Short exercise
Go through the entries below and copy each line containing the word "Andrew".

Records
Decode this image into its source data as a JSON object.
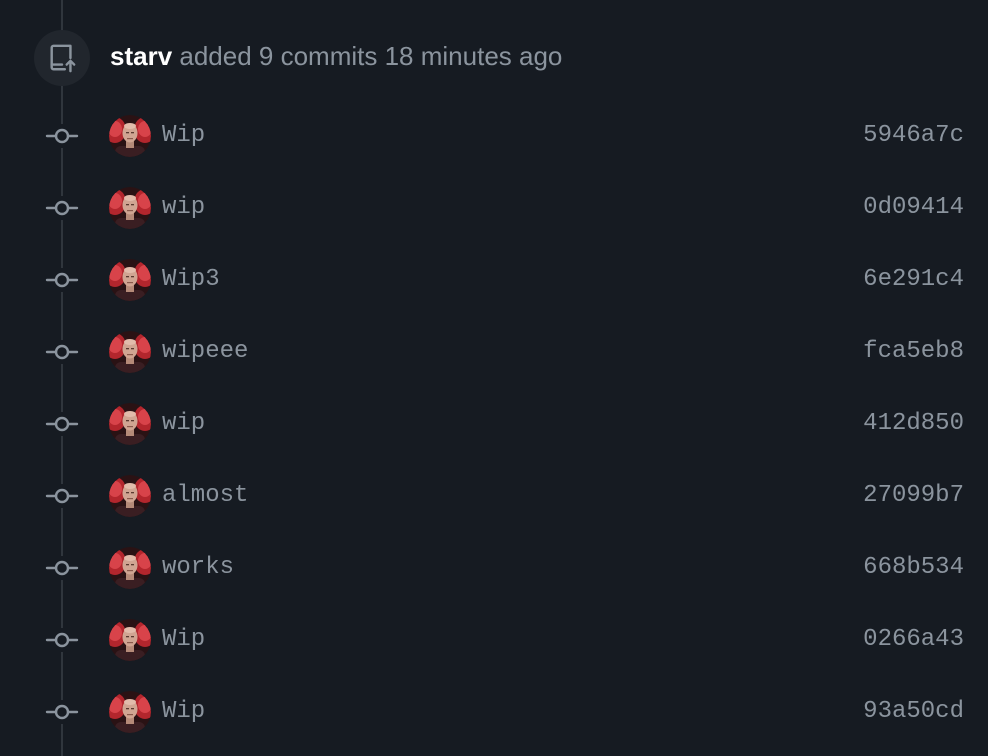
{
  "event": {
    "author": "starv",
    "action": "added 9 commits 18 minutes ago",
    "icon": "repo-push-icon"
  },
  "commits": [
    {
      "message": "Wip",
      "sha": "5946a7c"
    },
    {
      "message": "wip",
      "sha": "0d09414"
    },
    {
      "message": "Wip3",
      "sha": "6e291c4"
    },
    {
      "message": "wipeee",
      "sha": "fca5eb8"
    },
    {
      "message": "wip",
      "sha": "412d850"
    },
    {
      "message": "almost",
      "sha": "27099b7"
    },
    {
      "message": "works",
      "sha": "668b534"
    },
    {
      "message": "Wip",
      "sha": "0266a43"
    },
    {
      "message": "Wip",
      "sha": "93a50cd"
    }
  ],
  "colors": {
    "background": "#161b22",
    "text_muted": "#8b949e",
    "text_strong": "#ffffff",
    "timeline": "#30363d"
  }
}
---
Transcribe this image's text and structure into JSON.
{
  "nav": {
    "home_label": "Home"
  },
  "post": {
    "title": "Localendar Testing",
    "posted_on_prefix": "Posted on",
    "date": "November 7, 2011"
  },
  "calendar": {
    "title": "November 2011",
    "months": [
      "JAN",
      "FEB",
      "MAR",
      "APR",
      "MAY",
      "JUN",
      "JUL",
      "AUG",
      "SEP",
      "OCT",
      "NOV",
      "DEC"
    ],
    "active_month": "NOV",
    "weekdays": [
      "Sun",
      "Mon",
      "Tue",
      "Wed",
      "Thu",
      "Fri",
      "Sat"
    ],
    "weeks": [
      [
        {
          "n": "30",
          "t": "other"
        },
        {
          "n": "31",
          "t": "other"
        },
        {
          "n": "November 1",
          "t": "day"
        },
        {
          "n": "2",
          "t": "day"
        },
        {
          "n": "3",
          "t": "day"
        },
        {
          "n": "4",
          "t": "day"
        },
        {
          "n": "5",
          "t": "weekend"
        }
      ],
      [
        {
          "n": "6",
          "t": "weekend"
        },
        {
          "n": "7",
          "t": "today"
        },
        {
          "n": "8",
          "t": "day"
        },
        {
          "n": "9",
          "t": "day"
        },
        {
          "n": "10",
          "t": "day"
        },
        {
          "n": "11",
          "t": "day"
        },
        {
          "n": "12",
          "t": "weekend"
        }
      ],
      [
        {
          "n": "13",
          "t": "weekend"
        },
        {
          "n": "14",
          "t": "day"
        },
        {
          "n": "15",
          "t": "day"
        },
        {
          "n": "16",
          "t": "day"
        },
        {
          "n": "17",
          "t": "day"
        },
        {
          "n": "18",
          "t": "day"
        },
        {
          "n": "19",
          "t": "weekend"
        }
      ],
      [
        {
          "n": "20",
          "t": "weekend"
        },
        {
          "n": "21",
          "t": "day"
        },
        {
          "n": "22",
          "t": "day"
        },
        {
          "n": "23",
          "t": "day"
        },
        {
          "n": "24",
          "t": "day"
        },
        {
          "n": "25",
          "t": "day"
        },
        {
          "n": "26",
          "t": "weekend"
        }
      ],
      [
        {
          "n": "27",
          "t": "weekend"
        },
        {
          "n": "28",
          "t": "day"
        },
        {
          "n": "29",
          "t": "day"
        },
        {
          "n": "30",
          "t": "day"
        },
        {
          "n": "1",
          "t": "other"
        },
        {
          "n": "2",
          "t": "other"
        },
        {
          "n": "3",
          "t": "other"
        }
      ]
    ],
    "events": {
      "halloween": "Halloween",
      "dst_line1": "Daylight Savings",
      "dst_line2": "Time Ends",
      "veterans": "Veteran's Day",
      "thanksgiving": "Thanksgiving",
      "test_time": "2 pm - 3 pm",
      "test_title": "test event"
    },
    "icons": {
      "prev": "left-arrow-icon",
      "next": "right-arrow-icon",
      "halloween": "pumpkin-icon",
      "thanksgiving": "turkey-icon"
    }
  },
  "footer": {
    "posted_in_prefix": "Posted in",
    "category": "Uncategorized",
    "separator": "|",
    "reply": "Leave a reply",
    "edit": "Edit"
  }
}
==
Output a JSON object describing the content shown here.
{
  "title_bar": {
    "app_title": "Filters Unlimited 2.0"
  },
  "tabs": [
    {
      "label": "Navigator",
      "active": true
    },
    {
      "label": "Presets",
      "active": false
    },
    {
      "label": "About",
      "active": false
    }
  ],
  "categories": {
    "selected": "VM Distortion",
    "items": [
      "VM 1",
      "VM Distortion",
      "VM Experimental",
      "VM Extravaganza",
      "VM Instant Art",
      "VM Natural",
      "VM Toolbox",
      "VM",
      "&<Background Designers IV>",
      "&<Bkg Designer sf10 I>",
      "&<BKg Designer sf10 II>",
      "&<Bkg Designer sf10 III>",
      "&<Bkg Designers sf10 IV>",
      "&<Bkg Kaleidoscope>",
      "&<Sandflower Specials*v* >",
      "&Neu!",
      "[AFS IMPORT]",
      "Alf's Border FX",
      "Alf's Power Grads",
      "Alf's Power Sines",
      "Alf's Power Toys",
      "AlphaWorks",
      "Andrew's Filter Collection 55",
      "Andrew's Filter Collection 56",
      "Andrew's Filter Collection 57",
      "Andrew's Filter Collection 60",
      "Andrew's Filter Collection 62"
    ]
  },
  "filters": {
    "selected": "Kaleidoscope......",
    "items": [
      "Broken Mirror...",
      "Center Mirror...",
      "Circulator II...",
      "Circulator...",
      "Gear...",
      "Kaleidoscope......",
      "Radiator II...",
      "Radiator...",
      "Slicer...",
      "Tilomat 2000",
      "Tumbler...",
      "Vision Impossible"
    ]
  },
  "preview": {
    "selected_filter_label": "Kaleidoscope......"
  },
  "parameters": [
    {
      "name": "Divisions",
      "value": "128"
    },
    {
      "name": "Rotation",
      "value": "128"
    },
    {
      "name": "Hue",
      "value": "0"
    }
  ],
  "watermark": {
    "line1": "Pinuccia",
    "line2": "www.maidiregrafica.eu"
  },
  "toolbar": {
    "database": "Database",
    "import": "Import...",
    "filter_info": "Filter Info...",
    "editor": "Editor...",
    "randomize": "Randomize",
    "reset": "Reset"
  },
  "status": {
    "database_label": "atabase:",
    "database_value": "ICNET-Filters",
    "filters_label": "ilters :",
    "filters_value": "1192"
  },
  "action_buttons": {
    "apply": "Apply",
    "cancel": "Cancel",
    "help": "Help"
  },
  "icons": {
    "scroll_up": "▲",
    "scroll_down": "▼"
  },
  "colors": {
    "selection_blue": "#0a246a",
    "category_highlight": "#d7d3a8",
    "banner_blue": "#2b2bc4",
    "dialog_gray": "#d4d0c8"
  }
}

Finished answer
      "Andrew's Filter Collection 55",
      "Andrew's Filter Collection 56",
      "Andrew's Filter Collection 57",
      "Andrew's Filter Collection 60",
      "Andrew's Filter Collection 62"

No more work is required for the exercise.